**Page:**

# Retrofit Independent Ventilation System?



## frooky (Oct 10, 2004)

Is it possible to retrofit the Independent Ventilation System that is included with the Navigation System option on the e39? I'm not even sure if retrofit is the right word... is it a function that is already on the onboard computer that can only be accessed by the nav unit or is it specifically part of the nav computer? I've been searching the different BMW forums for info on this with no luck so far. I'm going to be purchasing either a 528i or 530i and this feature would be really nice to have since my car sits outside all day at my work. I'm just wondering if I need to find a car that already has nav or if i can use the ventilation system without it. It would also be nice to know if the people that have the system actually use it or if it's just a waste of time.

Any help on this subject is appreciated!


----------



## Tyrone (Apr 17, 2003)

frooky said:


> Is it possible to retrofit the Independent Ventilation System that is included with the Navigation System option on the e39? I'm not even sure if retrofit is the right word... is it a function that is already on the onboard computer that can only be accessed by the nav unit or is it specifically part of the nav computer? I've been searching the different BMW forums for info on this with no luck so far. I'm going to be purchasing either a 528i or 530i and this feature would be really nice to have since my car sits outside all day at my work. I'm just wondering if I need to find a car that already has nav or if i can use the ventilation system without it. It would also be nice to know if the people that have the system actually use it or if it's just a waste of time.

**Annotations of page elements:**

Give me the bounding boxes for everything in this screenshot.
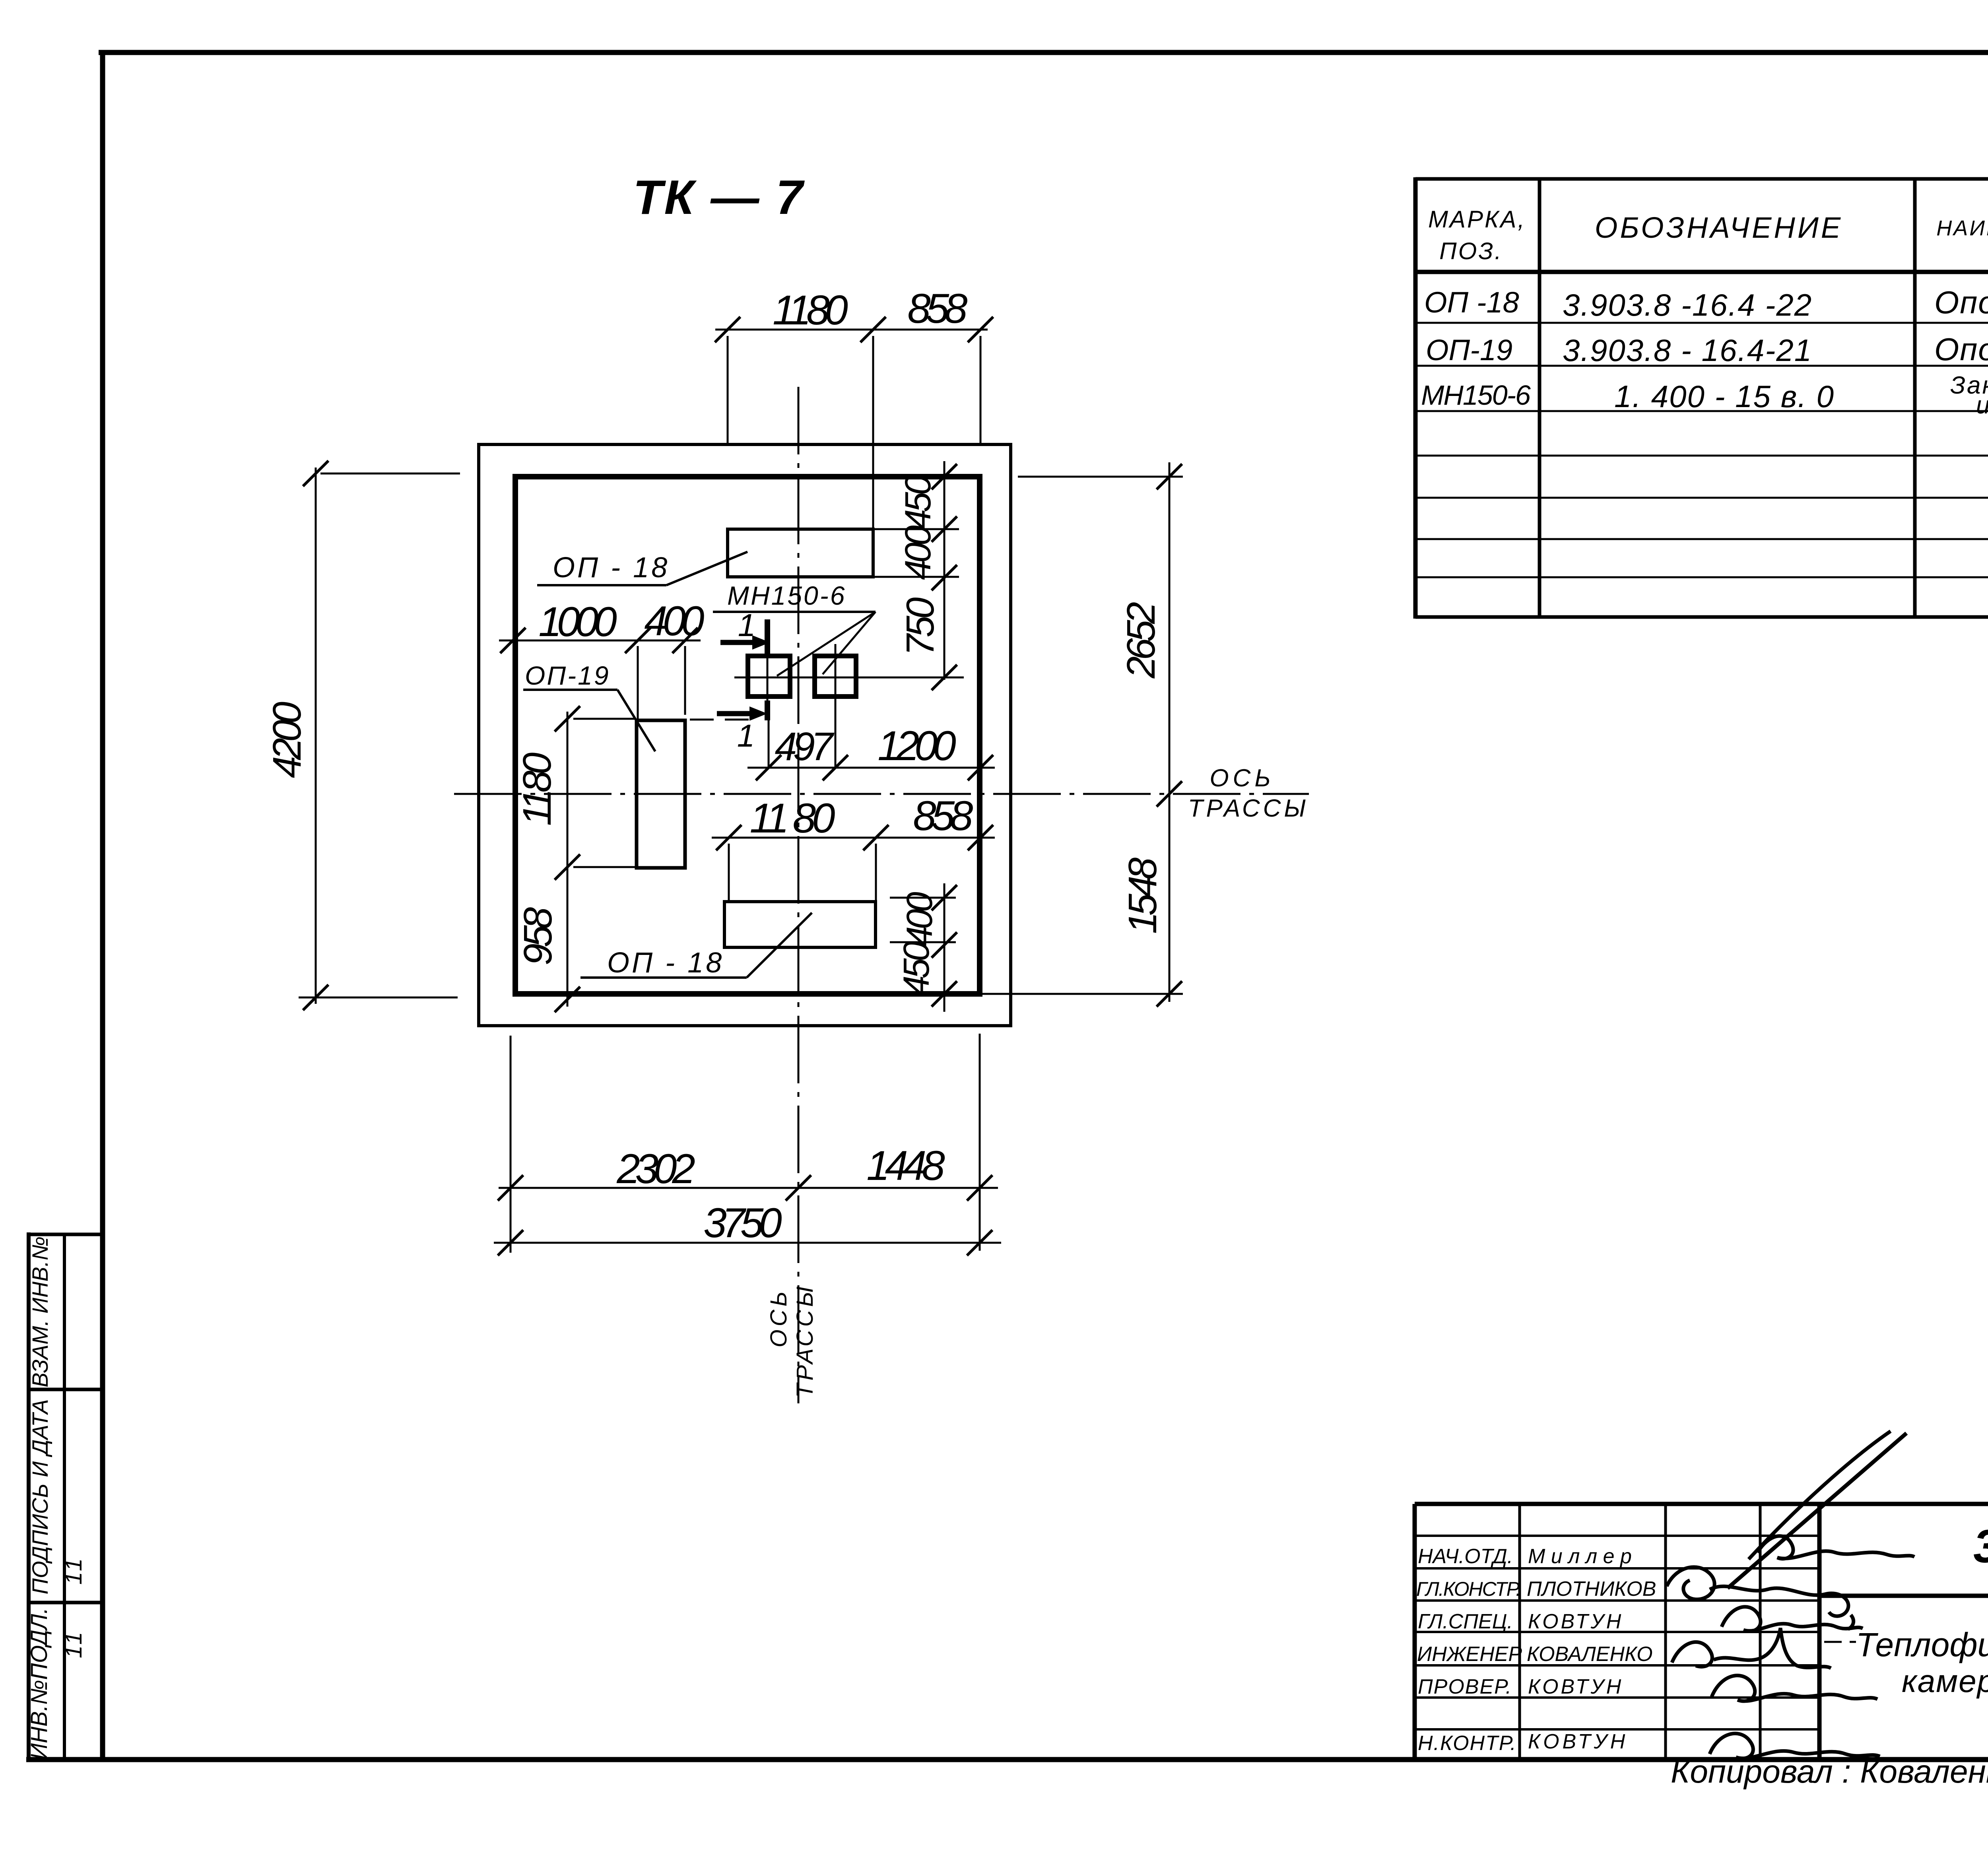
parts table left border [1413, 177, 1418, 619]
section arrow top [720, 640, 755, 645]
dim 1180/958 left: dimension line [567, 712, 569, 1007]
svg-text:ТРАССЫ: ТРАССЫ [792, 1283, 818, 1398]
parts table divider after МАРКА [1538, 179, 1541, 617]
leader МН150-6 to right square [823, 612, 876, 674]
parts table row line 1 [1415, 322, 1988, 324]
frame top edge [99, 50, 1988, 55]
svg-text:ОП-19: ОП-19 [1426, 334, 1512, 367]
svg-text:11: 11 [61, 1630, 87, 1658]
svg-text:МАРКА,: МАРКА, [1428, 206, 1526, 233]
svg-text:3750: 3750 [703, 1200, 782, 1246]
svg-text:КОВТУН: КОВТУН [1528, 1610, 1623, 1633]
svg-text:КОВТУН: КОВТУН [1528, 1675, 1623, 1698]
svg-text:3.903.8 - 16.4-21: 3.903.8 - 16.4-21 [1563, 333, 1812, 368]
svg-text:ОП -18: ОП -18 [1424, 286, 1519, 319]
signature row line 3 [1415, 1599, 1819, 1602]
svg-text:ОП - 18: ОП - 18 [607, 947, 724, 979]
svg-text:КОВАЛЕНКО: КОВАЛЕНКО [1527, 1643, 1653, 1666]
svg-text:ИНВ.№ПОДЛ.: ИНВ.№ПОДЛ. [26, 1608, 52, 1760]
svg-text:ТРАССЫ: ТРАССЫ [1188, 795, 1309, 822]
support ОП-19 [637, 720, 685, 868]
svg-text:ОБОЗНАЧЕНИЕ: ОБОЗНАЧЕНИЕ [1595, 211, 1843, 244]
document number box bottom [1819, 1594, 1988, 1598]
svg-text:1000: 1000 [538, 599, 617, 645]
dim 1180/858 inner: extension lines [728, 844, 730, 902]
signature row line 7 [1415, 1728, 1819, 1731]
dim 2302/1448: dimension line [499, 1187, 998, 1189]
svg-text:НАЧ.ОТД.: НАЧ.ОТД. [1418, 1545, 1513, 1568]
svg-text:1: 1 [737, 718, 755, 753]
embedded item МН150-6 left square [748, 656, 790, 697]
svg-text:ПЛОТНИКОВ: ПЛОТНИКОВ [1527, 1577, 1656, 1601]
parts table row line 2 [1415, 365, 1988, 367]
svg-text:2302: 2302 [616, 1146, 695, 1192]
svg-text:1448: 1448 [866, 1143, 945, 1189]
svg-text:2652: 2652 [1119, 602, 1163, 679]
dim 1180/858 inner: dimension line [712, 837, 995, 839]
embedded item МН150-6 right square [815, 656, 856, 697]
signature row line 1 [1415, 1535, 1819, 1537]
chamber outer wall [479, 444, 1011, 1026]
parts table bottom border [1415, 615, 1988, 619]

**Requirements:**
A. From the forum thread on retrofitting the ventilation system, transcribe the part that opens with the words containing "## frooky (Oct" and closes with "(Apr 17, 2003)".
B. In the ventilation system thread, which two cars is frooky deciding between buying?
C. Extend the forum thread about retrofitting the e39 Independent Ventilation System past its final line.

**Answers to each task:**
A.
## frooky (Oct 10, 2004)

Is it possible to retrofit the Independent Ventilation System that is included with the Navigation System option on the e39? I'm not even sure if retrofit is the right word... is it a function that is already on the onboard computer that can only be accessed by the nav unit or is it specifically part of the nav computer? I've been searching the different BMW forums for info on this with no luck so far. I'm going to be purchasing either a 528i or 530i and this feature would be really nice to have since my car sits outside all day at my work. I'm just wondering if I need to find a car that already has nav or if i can use the ventilation system without it. It would also be nice to know if the people that have the system actually use it or if it's just a waste of time.

Any help on this subject is appreciated!


----------



## Tyrone (Apr 17, 2003)

B. A 528i or a 530i.

C.
> 
> Any help on this subject is appreciated!


The park ventilation feature is a function of the high on-board computer. You're looking at about $700 for a retrofit with new parts.


----------



## frooky (Oct 10, 2004)

Is that $700 for both the 528i and the 530i? I'm still a little bit confused on exactly what the high OBC is. I read a couple of threads on here about it, but it only confused me more. LOL! As I understand it, the high OBC has nothing to do with the Nav system specifically, right? What option pack gives you the high OBC?

I apologize for my ignorance.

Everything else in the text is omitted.